Exercise brief
Convert the data below into a Markdown table with two columns, No. and Line, giving each line its own numbered row and skipping blank lines. Leave the pictures out of the table.

(Element box annotations)

########################################

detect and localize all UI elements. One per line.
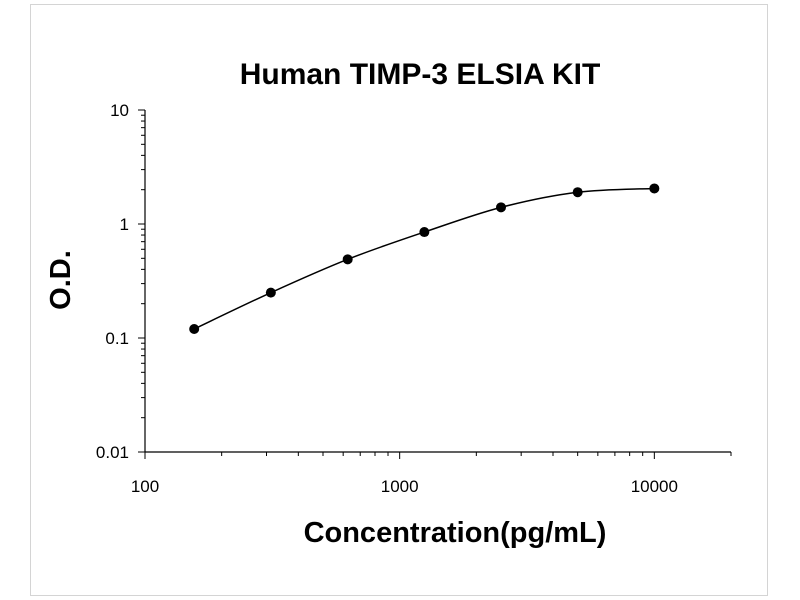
data-point <box>649 183 660 194</box>
data-point <box>342 254 353 265</box>
x-axis-title: Concentration(pg/mL) <box>304 517 607 549</box>
data-point <box>265 287 276 298</box>
y-tick-label: 1 <box>120 215 129 234</box>
data-point <box>419 227 430 238</box>
axes <box>144 110 731 453</box>
y-tick-labels: 0.01 0.1 1 10 <box>96 101 129 462</box>
y-ticks <box>138 109 145 453</box>
fit-curve-group <box>193 187 655 330</box>
x-tick-label: 1000 <box>381 477 419 496</box>
data-points <box>189 183 660 334</box>
fit-curve <box>193 187 655 330</box>
y-tick-label: 0.1 <box>105 329 129 348</box>
x-tick-label: 100 <box>131 477 159 496</box>
data-point <box>572 187 583 198</box>
x-tick-label: 10000 <box>631 477 678 496</box>
x-tick-labels: 100 1000 10000 <box>131 477 678 496</box>
data-point <box>496 202 507 213</box>
chart-title: Human TIMP-3 ELSIA KIT <box>240 58 601 91</box>
y-tick-label: 10 <box>110 101 129 120</box>
chart-frame <box>30 4 768 596</box>
y-axis-title: O.D. <box>45 250 77 310</box>
y-tick-label: 0.01 <box>96 443 129 462</box>
x-ticks <box>144 452 732 459</box>
data-point <box>189 323 200 334</box>
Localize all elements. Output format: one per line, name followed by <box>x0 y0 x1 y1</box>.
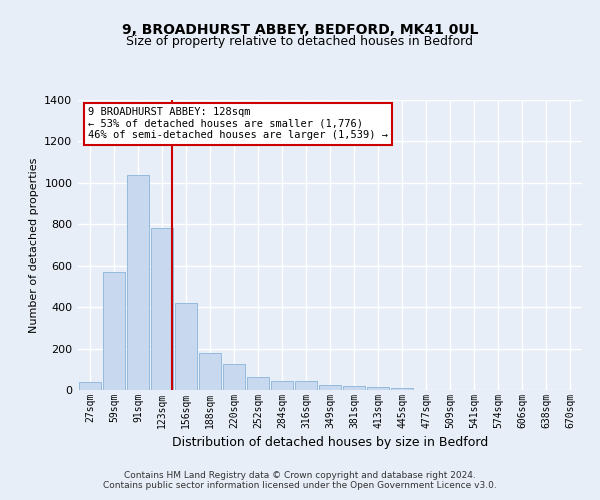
Bar <box>319 386 341 390</box>
Bar <box>271 380 293 390</box>
Bar <box>343 386 365 390</box>
Y-axis label: Number of detached properties: Number of detached properties <box>29 158 39 332</box>
Text: Contains HM Land Registry data © Crown copyright and database right 2024.
Contai: Contains HM Land Registry data © Crown c… <box>103 470 497 490</box>
Text: 9, BROADHURST ABBEY, BEDFORD, MK41 0UL: 9, BROADHURST ABBEY, BEDFORD, MK41 0UL <box>122 22 478 36</box>
Bar <box>391 388 413 390</box>
Text: Size of property relative to detached houses in Bedford: Size of property relative to detached ho… <box>127 35 473 48</box>
Bar <box>151 228 173 390</box>
Bar <box>127 174 149 390</box>
Bar <box>247 377 269 390</box>
Bar <box>103 272 125 390</box>
Bar <box>223 364 245 390</box>
Text: 9 BROADHURST ABBEY: 128sqm
← 53% of detached houses are smaller (1,776)
46% of s: 9 BROADHURST ABBEY: 128sqm ← 53% of deta… <box>88 108 388 140</box>
Bar <box>175 303 197 390</box>
X-axis label: Distribution of detached houses by size in Bedford: Distribution of detached houses by size … <box>172 436 488 450</box>
Bar <box>295 382 317 390</box>
Bar <box>367 387 389 390</box>
Bar <box>199 352 221 390</box>
Bar <box>79 382 101 390</box>
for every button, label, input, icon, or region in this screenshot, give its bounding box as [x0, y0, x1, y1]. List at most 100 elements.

########################################

Reply to the exercise
| No. | Line |
|---|---|
| 1 | detect and localize all UI elements. One per line. |
| 2 | data-point <box>649 183 660 194</box> |
| 3 | data-point <box>342 254 353 265</box> |
| 4 | x-axis-title: Concentration(pg/mL) <box>304 517 607 549</box> |
| 5 | data-point <box>265 287 276 298</box> |
| 6 | y-tick-label: 1 <box>120 215 129 234</box> |
| 7 | data-point <box>419 227 430 238</box> |
| 8 | axes <box>144 110 731 453</box> |
| 9 | y-tick-labels: 0.01 0.1 1 10 <box>96 101 129 462</box> |
| 10 | y-ticks <box>138 109 145 453</box> |
| 11 | fit-curve-group <box>193 187 655 330</box> |
| 12 | x-tick-label: 1000 <box>381 477 419 496</box> |
| 13 | data-points <box>189 183 660 334</box> |
| 14 | fit-curve <box>193 187 655 330</box> |
| 15 | y-tick-label: 0.1 <box>105 329 129 348</box> |
| 16 | x-tick-label: 100 <box>131 477 159 496</box> |
| 17 | data-point <box>572 187 583 198</box> |
| 18 | x-tick-label: 10000 <box>631 477 678 496</box> |
| 19 | x-tick-labels: 100 1000 10000 <box>131 477 678 496</box> |
| 20 | data-point <box>496 202 507 213</box> |
| 21 | chart-title: Human TIMP-3 ELSIA KIT <box>240 58 601 91</box> |
| 22 | y-tick-label: 10 <box>110 101 129 120</box> |
| 23 | chart-frame <box>30 4 768 596</box> |
| 24 | y-axis-title: O.D. <box>45 250 77 310</box> |
| 25 | y-tick-label: 0.01 <box>96 443 129 462</box> |
| 26 | x-ticks <box>144 452 732 459</box> |
| 27 | data-point <box>189 323 200 334</box> |
| 28 | Localize all elements. Output format: one per line, name followed by <box>x0 y0 x1 y1</box>. |
| 29 | Bar <box>319 386 341 390</box> |
| 30 | Bar <box>271 380 293 390</box> |
| 31 | Bar <box>343 386 365 390</box> |
| 32 | Y-axis label: Number of detached properties: Number of detached properties <box>29 158 39 332</box> |
| 33 | Text: Contains HM Land Registry data © Crown copyright and database right 2024. |
| 34 | Contai: Contains HM Land Registry data © Crown c… <box>103 470 497 490</box> |
| 35 | Text: 9, BROADHURST ABBEY, BEDFORD, MK41 0UL: 9, BROADHURST ABBEY, BEDFORD, MK41 0UL <box>122 22 478 36</box> |
| 36 | Bar <box>391 388 413 390</box> |
| 37 | Text: Size of property relative to detached houses in Bedford: Size of property relative to detached ho… <box>127 35 473 48</box> |
| 38 | Bar <box>151 228 173 390</box> |
| 39 | Bar <box>127 174 149 390</box> |
| 40 | Bar <box>247 377 269 390</box> |
| 41 | Bar <box>103 272 125 390</box> |
| 42 | Bar <box>223 364 245 390</box> |
| 43 | Text: 9 BROADHURST ABBEY: 128sqm |
| 44 | ← 53% of detached houses are smaller (1,776) |
| 45 | 46% of s: 9 BROADHURST ABBEY: 128sqm ← 53% of deta… <box>88 108 388 140</box> |
| 46 | Bar <box>175 303 197 390</box> |
| 47 | X-axis label: Distribution of detached houses by size in Bedford: Distribution of detached houses by size … <box>172 436 488 450</box> |
| 48 | Bar <box>295 382 317 390</box> |
| 49 | Bar <box>367 387 389 390</box> |
| 50 | Bar <box>199 352 221 390</box> |
| 51 | Bar <box>79 382 101 390</box> |
| 52 | for every button, label, input, icon, or region in this screenshot, give its bounding box as [x0, y0, x1, y1]. List at most 100 elements. |